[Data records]
○ ○ ○ ○ ○

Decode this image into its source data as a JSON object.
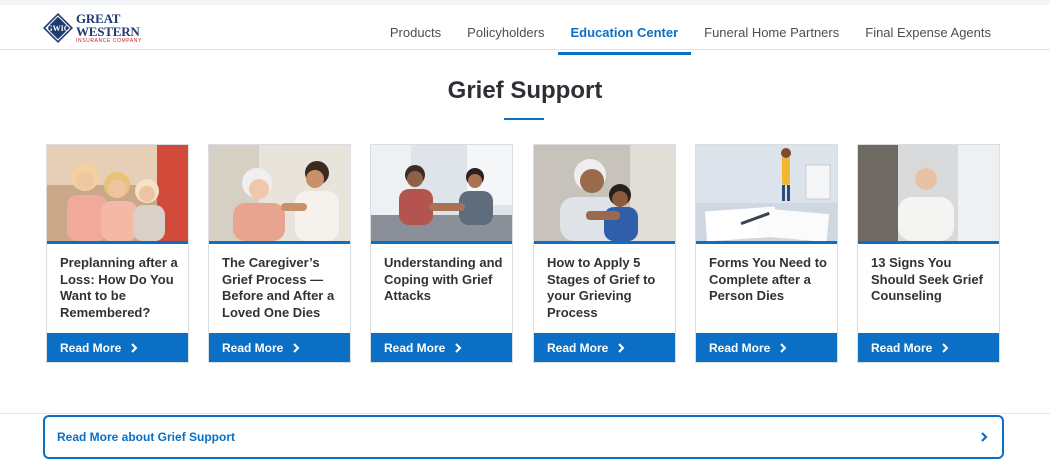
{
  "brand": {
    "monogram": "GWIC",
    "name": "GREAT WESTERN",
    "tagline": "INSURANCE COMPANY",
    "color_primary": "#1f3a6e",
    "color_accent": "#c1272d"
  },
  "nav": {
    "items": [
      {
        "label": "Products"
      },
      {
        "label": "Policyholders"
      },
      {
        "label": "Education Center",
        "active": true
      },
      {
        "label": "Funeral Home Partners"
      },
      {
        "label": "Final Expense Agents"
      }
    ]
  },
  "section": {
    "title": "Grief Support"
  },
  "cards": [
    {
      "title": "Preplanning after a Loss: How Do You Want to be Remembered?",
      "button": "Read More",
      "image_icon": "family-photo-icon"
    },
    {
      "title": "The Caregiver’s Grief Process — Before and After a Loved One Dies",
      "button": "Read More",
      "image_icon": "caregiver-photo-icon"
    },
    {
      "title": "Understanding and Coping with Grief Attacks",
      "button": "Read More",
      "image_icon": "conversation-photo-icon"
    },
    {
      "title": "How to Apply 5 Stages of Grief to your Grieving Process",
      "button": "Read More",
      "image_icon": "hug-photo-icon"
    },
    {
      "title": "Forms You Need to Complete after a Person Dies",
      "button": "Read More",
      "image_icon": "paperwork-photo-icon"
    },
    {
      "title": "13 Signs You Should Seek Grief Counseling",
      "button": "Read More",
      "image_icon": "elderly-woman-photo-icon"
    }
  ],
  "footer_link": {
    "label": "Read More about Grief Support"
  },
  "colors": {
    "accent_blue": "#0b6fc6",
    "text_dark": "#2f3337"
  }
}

○ ○ ○ ○ ○

Leave images out of the retyped records; keep all else exact.

▶ Task output:
Decode this image into its source data as a JSON object.
{
  "brand": {
    "monogram": "GWIC",
    "name": "GREAT WESTERN",
    "tagline": "INSURANCE COMPANY",
    "color_primary": "#1f3a6e",
    "color_accent": "#c1272d"
  },
  "nav": {
    "items": [
      {
        "label": "Products"
      },
      {
        "label": "Policyholders"
      },
      {
        "label": "Education Center",
        "active": true
      },
      {
        "label": "Funeral Home Partners"
      },
      {
        "label": "Final Expense Agents"
      }
    ]
  },
  "section": {
    "title": "Grief Support"
  },
  "cards": [
    {
      "title": "Preplanning after a Loss: How Do You Want to be Remembered?",
      "button": "Read More",
      "image_icon": "family-photo-icon"
    },
    {
      "title": "The Caregiver’s Grief Process — Before and After a Loved One Dies",
      "button": "Read More",
      "image_icon": "caregiver-photo-icon"
    },
    {
      "title": "Understanding and Coping with Grief Attacks",
      "button": "Read More",
      "image_icon": "conversation-photo-icon"
    },
    {
      "title": "How to Apply 5 Stages of Grief to your Grieving Process",
      "button": "Read More",
      "image_icon": "hug-photo-icon"
    },
    {
      "title": "Forms You Need to Complete after a Person Dies",
      "button": "Read More",
      "image_icon": "paperwork-photo-icon"
    },
    {
      "title": "13 Signs You Should Seek Grief Counseling",
      "button": "Read More",
      "image_icon": "elderly-woman-photo-icon"
    }
  ],
  "footer_link": {
    "label": "Read More about Grief Support"
  },
  "colors": {
    "accent_blue": "#0b6fc6",
    "text_dark": "#2f3337"
  }
}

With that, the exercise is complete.